Extracted records:
<<<<
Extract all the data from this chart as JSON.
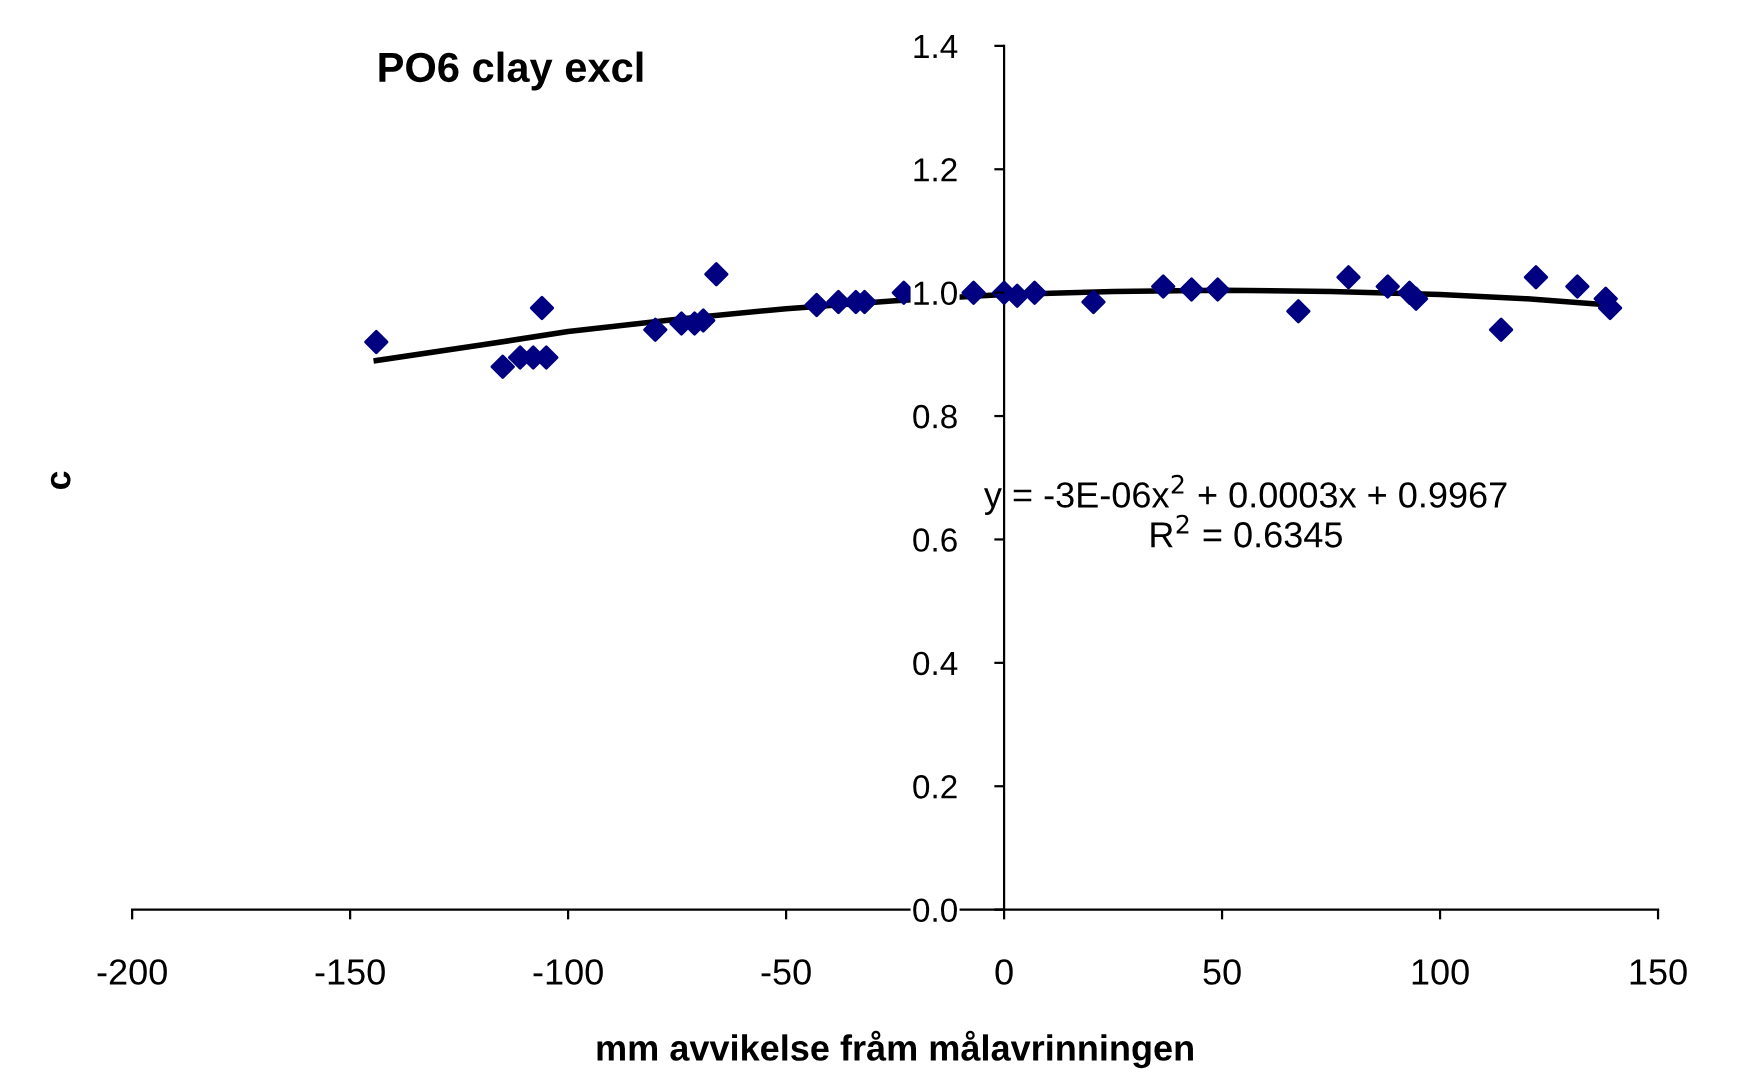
{
  "chart_data": {
    "type": "scatter",
    "title": "PO6 clay excl",
    "xlabel": "mm avvikelse fråm målavrinningen",
    "ylabel": "c",
    "annotations": [
      "y = -3E-06x$^{2}$ + 0.0003x + 0.9967",
      "R$^{2}$ = 0.6345"
    ],
    "xlim": [
      -200,
      150
    ],
    "xticks": [
      -200,
      -150,
      -100,
      -50,
      0,
      50,
      100,
      150
    ],
    "ylim": [
      0,
      1.4
    ],
    "yticks": [
      {
        "value": 0,
        "label": "0.0"
      },
      {
        "value": 0.2,
        "label": "0.2"
      },
      {
        "value": 0.4,
        "label": "0.4"
      },
      {
        "value": 0.6,
        "label": "0.6"
      },
      {
        "value": 0.8,
        "label": "0.8"
      },
      {
        "value": 1.0,
        "label": "1.0"
      },
      {
        "value": 1.2,
        "label": "1.2"
      },
      {
        "value": 1.4,
        "label": "1.4"
      }
    ],
    "grid": false,
    "marker": "diamond",
    "series": [
      {
        "color": "#000080",
        "x": [
          -144,
          -115,
          -111,
          -108,
          -105,
          -106,
          -80,
          -74,
          -71,
          -69,
          -66,
          -43,
          -38,
          -34,
          -32,
          -23,
          -7,
          0,
          3,
          7,
          20.5,
          36.5,
          43,
          49,
          67.5,
          79,
          88,
          93,
          94.5,
          114,
          122,
          131.5,
          138,
          139
        ],
        "values": [
          0.92,
          0.88,
          0.895,
          0.895,
          0.895,
          0.975,
          0.94,
          0.95,
          0.95,
          0.955,
          1.03,
          0.98,
          0.985,
          0.985,
          0.985,
          1.0,
          1.0,
          1.0,
          0.995,
          1.0,
          0.985,
          1.01,
          1.005,
          1.005,
          0.97,
          1.025,
          1.01,
          1.0,
          0.99,
          0.94,
          1.025,
          1.01,
          0.99,
          0.975
        ]
      },
      {
        "type": "line",
        "color": "#000000",
        "marker": "none",
        "x": [
          -144,
          -120,
          -100,
          -75,
          -50,
          -25,
          0,
          25,
          50,
          75,
          100,
          120,
          139
        ],
        "values": [
          0.89,
          0.915,
          0.937,
          0.957,
          0.974,
          0.987,
          0.997,
          1.002,
          1.004,
          1.002,
          0.997,
          0.99,
          0.98
        ]
      }
    ]
  }
}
>>>>
Without including any pictures, output all the entries above exactly.

Extract all the data from this chart as JSON.
{
  "chart_data": {
    "type": "scatter",
    "title": "PO6 clay excl",
    "xlabel": "mm avvikelse fråm målavrinningen",
    "ylabel": "c",
    "annotations": [
      "y = -3E-06x$^{2}$ + 0.0003x + 0.9967",
      "R$^{2}$ = 0.6345"
    ],
    "xlim": [
      -200,
      150
    ],
    "xticks": [
      -200,
      -150,
      -100,
      -50,
      0,
      50,
      100,
      150
    ],
    "ylim": [
      0,
      1.4
    ],
    "yticks": [
      {
        "value": 0,
        "label": "0.0"
      },
      {
        "value": 0.2,
        "label": "0.2"
      },
      {
        "value": 0.4,
        "label": "0.4"
      },
      {
        "value": 0.6,
        "label": "0.6"
      },
      {
        "value": 0.8,
        "label": "0.8"
      },
      {
        "value": 1.0,
        "label": "1.0"
      },
      {
        "value": 1.2,
        "label": "1.2"
      },
      {
        "value": 1.4,
        "label": "1.4"
      }
    ],
    "grid": false,
    "marker": "diamond",
    "series": [
      {
        "color": "#000080",
        "x": [
          -144,
          -115,
          -111,
          -108,
          -105,
          -106,
          -80,
          -74,
          -71,
          -69,
          -66,
          -43,
          -38,
          -34,
          -32,
          -23,
          -7,
          0,
          3,
          7,
          20.5,
          36.5,
          43,
          49,
          67.5,
          79,
          88,
          93,
          94.5,
          114,
          122,
          131.5,
          138,
          139
        ],
        "values": [
          0.92,
          0.88,
          0.895,
          0.895,
          0.895,
          0.975,
          0.94,
          0.95,
          0.95,
          0.955,
          1.03,
          0.98,
          0.985,
          0.985,
          0.985,
          1.0,
          1.0,
          1.0,
          0.995,
          1.0,
          0.985,
          1.01,
          1.005,
          1.005,
          0.97,
          1.025,
          1.01,
          1.0,
          0.99,
          0.94,
          1.025,
          1.01,
          0.99,
          0.975
        ]
      },
      {
        "type": "line",
        "color": "#000000",
        "marker": "none",
        "x": [
          -144,
          -120,
          -100,
          -75,
          -50,
          -25,
          0,
          25,
          50,
          75,
          100,
          120,
          139
        ],
        "values": [
          0.89,
          0.915,
          0.937,
          0.957,
          0.974,
          0.987,
          0.997,
          1.002,
          1.004,
          1.002,
          0.997,
          0.99,
          0.98
        ]
      }
    ]
  }
}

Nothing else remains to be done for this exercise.